■ Materials provided
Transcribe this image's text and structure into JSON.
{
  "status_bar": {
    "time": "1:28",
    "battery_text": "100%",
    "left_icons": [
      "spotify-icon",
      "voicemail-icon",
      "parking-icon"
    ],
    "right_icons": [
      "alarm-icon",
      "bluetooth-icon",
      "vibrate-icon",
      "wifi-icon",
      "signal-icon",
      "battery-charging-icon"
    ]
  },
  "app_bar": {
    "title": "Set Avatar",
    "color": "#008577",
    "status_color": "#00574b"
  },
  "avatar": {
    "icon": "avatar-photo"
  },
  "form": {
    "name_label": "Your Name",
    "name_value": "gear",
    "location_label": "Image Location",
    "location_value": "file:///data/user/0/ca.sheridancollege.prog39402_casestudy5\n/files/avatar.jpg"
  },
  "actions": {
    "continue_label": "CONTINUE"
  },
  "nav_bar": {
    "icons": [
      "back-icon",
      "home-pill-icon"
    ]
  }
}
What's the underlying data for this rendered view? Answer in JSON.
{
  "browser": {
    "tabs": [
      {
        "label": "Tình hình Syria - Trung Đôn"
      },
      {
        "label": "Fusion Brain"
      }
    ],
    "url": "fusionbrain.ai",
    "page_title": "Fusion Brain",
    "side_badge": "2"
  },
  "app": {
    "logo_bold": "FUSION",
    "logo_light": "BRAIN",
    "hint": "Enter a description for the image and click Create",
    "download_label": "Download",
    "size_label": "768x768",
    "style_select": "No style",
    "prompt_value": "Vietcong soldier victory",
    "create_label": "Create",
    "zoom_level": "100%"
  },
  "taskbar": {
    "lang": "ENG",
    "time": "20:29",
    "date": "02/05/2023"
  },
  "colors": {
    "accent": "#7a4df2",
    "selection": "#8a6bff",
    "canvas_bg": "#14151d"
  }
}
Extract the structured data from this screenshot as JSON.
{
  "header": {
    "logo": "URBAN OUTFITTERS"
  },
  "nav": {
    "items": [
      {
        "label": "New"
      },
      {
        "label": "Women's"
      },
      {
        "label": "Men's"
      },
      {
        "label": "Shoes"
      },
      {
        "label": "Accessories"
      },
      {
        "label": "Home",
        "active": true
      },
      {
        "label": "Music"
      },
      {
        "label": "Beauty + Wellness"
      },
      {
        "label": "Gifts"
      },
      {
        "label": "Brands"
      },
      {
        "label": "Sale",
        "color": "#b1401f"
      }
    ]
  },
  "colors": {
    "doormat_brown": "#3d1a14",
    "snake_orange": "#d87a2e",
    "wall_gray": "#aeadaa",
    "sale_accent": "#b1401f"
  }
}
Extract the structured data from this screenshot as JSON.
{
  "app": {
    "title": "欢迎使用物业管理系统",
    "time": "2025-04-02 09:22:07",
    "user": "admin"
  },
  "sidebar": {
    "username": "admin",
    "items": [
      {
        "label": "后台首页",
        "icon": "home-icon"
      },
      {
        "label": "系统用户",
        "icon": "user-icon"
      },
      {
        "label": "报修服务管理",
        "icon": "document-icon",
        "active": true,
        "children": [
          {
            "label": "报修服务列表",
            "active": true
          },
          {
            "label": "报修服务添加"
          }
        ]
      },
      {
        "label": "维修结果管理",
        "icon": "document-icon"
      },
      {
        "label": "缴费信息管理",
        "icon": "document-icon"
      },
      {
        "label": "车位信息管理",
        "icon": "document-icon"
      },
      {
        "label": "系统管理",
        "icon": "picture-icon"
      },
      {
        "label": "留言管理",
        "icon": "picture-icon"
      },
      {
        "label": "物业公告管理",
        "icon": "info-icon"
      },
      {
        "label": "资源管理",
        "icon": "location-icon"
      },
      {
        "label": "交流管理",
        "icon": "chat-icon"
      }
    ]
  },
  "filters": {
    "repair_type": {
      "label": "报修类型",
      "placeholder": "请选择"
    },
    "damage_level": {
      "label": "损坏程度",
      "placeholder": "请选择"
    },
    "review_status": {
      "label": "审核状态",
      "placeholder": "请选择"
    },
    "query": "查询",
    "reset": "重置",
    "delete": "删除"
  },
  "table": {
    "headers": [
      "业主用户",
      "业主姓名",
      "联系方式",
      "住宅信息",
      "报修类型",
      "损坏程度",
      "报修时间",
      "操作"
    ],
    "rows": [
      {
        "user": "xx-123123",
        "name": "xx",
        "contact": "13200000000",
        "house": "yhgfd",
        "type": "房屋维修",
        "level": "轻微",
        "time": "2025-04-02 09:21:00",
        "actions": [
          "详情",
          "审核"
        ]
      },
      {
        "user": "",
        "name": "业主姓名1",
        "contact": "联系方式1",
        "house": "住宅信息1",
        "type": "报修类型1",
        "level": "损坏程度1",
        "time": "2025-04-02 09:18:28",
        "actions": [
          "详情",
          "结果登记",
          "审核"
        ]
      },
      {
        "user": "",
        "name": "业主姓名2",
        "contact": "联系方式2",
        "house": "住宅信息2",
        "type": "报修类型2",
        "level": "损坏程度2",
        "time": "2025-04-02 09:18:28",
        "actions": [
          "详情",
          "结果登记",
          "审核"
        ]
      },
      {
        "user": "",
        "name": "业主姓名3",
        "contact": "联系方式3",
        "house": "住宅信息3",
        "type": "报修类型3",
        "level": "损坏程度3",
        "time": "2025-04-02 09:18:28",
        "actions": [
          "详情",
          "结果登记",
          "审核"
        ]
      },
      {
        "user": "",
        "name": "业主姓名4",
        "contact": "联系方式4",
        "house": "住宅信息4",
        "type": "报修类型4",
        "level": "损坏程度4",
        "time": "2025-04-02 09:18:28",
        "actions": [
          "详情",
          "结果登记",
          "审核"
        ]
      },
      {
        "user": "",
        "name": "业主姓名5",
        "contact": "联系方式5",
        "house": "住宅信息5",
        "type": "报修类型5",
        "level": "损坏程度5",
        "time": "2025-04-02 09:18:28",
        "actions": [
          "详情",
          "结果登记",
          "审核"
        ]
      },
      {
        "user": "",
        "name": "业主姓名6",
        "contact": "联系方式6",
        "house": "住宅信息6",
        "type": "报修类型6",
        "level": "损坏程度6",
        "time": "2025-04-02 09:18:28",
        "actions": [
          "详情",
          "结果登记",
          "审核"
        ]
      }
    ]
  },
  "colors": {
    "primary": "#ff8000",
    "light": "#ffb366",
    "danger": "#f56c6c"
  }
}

■ The problem
Quote every entry exactly.

■ Final result
Transcribe this image's text and structure into JSON.
{
  "status_bar": {
    "time": "1:28",
    "battery_text": "100%",
    "left_icons": [
      "spotify-icon",
      "voicemail-icon",
      "parking-icon"
    ],
    "right_icons": [
      "alarm-icon",
      "bluetooth-icon",
      "vibrate-icon",
      "wifi-icon",
      "signal-icon",
      "battery-charging-icon"
    ]
  },
  "app_bar": {
    "title": "Set Avatar",
    "color": "#008577",
    "status_color": "#00574b"
  },
  "avatar": {
    "icon": "avatar-photo"
  },
  "form": {
    "name_label": "Your Name",
    "name_value": "gear",
    "location_label": "Image Location",
    "location_value": "file:///data/user/0/ca.sheridancollege.prog39402_casestudy5\n/files/avatar.jpg"
  },
  "actions": {
    "continue_label": "CONTINUE"
  },
  "nav_bar": {
    "icons": [
      "back-icon",
      "home-pill-icon"
    ]
  }
}
What's the underlying data for this rendered view? Answer in JSON.
{
  "browser": {
    "tabs": [
      {
        "label": "Tình hình Syria - Trung Đôn"
      },
      {
        "label": "Fusion Brain"
      }
    ],
    "url": "fusionbrain.ai",
    "page_title": "Fusion Brain",
    "side_badge": "2"
  },
  "app": {
    "logo_bold": "FUSION",
    "logo_light": "BRAIN",
    "hint": "Enter a description for the image and click Create",
    "download_label": "Download",
    "size_label": "768x768",
    "style_select": "No style",
    "prompt_value": "Vietcong soldier victory",
    "create_label": "Create",
    "zoom_level": "100%"
  },
  "taskbar": {
    "lang": "ENG",
    "time": "20:29",
    "date": "02/05/2023"
  },
  "colors": {
    "accent": "#7a4df2",
    "selection": "#8a6bff",
    "canvas_bg": "#14151d"
  }
}
Extract the structured data from this screenshot as JSON.
{
  "header": {
    "logo": "URBAN OUTFITTERS"
  },
  "nav": {
    "items": [
      {
        "label": "New"
      },
      {
        "label": "Women's"
      },
      {
        "label": "Men's"
      },
      {
        "label": "Shoes"
      },
      {
        "label": "Accessories"
      },
      {
        "label": "Home",
        "active": true
      },
      {
        "label": "Music"
      },
      {
        "label": "Beauty + Wellness"
      },
      {
        "label": "Gifts"
      },
      {
        "label": "Brands"
      },
      {
        "label": "Sale",
        "color": "#b1401f"
      }
    ]
  },
  "colors": {
    "doormat_brown": "#3d1a14",
    "snake_orange": "#d87a2e",
    "wall_gray": "#aeadaa",
    "sale_accent": "#b1401f"
  }
}
Extract the structured data from this screenshot as JSON.
{
  "app": {
    "title": "欢迎使用物业管理系统",
    "time": "2025-04-02 09:22:07",
    "user": "admin"
  },
  "sidebar": {
    "username": "admin",
    "items": [
      {
        "label": "后台首页",
        "icon": "home-icon"
      },
      {
        "label": "系统用户",
        "icon": "user-icon"
      },
      {
        "label": "报修服务管理",
        "icon": "document-icon",
        "active": true,
        "children": [
          {
            "label": "报修服务列表",
            "active": true
          },
          {
            "label": "报修服务添加"
          }
        ]
      },
      {
        "label": "维修结果管理",
        "icon": "document-icon"
      },
      {
        "label": "缴费信息管理",
        "icon": "document-icon"
      },
      {
        "label": "车位信息管理",
        "icon": "document-icon"
      },
      {
        "label": "系统管理",
        "icon": "picture-icon"
      },
      {
        "label": "留言管理",
        "icon": "picture-icon"
      },
      {
        "label": "物业公告管理",
        "icon": "info-icon"
      },
      {
        "label": "资源管理",
        "icon": "location-icon"
      },
      {
        "label": "交流管理",
        "icon": "chat-icon"
      }
    ]
  },
  "filters": {
    "repair_type": {
      "label": "报修类型",
      "placeholder": "请选择"
    },
    "damage_level": {
      "label": "损坏程度",
      "placeholder": "请选择"
    },
    "review_status": {
      "label": "审核状态",
      "placeholder": "请选择"
    },
    "query": "查询",
    "reset": "重置",
    "delete": "删除"
  },
  "table": {
    "headers": [
      "业主用户",
      "业主姓名",
      "联系方式",
      "住宅信息",
      "报修类型",
      "损坏程度",
      "报修时间",
      "操作"
    ],
    "rows": [
      {
        "user": "xx-123123",
        "name": "xx",
        "contact": "13200000000",
        "house": "yhgfd",
        "type": "房屋维修",
        "level": "轻微",
        "time": "2025-04-02 09:21:00",
        "actions": [
          "详情",
          "审核"
        ]
      },
      {
        "user": "",
        "name": "业主姓名1",
        "contact": "联系方式1",
        "house": "住宅信息1",
        "type": "报修类型1",
        "level": "损坏程度1",
        "time": "2025-04-02 09:18:28",
        "actions": [
          "详情",
          "结果登记",
          "审核"
        ]
      },
      {
        "user": "",
        "name": "业主姓名2",
        "contact": "联系方式2",
        "house": "住宅信息2",
        "type": "报修类型2",
        "level": "损坏程度2",
        "time": "2025-04-02 09:18:28",
        "actions": [
          "详情",
          "结果登记",
          "审核"
        ]
      },
      {
        "user": "",
        "name": "业主姓名3",
        "contact": "联系方式3",
        "house": "住宅信息3",
        "type": "报修类型3",
        "level": "损坏程度3",
        "time": "2025-04-02 09:18:28",
        "actions": [
          "详情",
          "结果登记",
          "审核"
        ]
      },
      {
        "user": "",
        "name": "业主姓名4",
        "contact": "联系方式4",
        "house": "住宅信息4",
        "type": "报修类型4",
        "level": "损坏程度4",
        "time": "2025-04-02 09:18:28",
        "actions": [
          "详情",
          "结果登记",
          "审核"
        ]
      },
      {
        "user": "",
        "name": "业主姓名5",
        "contact": "联系方式5",
        "house": "住宅信息5",
        "type": "报修类型5",
        "level": "损坏程度5",
        "time": "2025-04-02 09:18:28",
        "actions": [
          "详情",
          "结果登记",
          "审核"
        ]
      },
      {
        "user": "",
        "name": "业主姓名6",
        "contact": "联系方式6",
        "house": "住宅信息6",
        "type": "报修类型6",
        "level": "损坏程度6",
        "time": "2025-04-02 09:18:28",
        "actions": [
          "详情",
          "结果登记",
          "审核"
        ]
      }
    ]
  },
  "colors": {
    "primary": "#ff8000",
    "light": "#ffb366",
    "danger": "#f56c6c"
  }
}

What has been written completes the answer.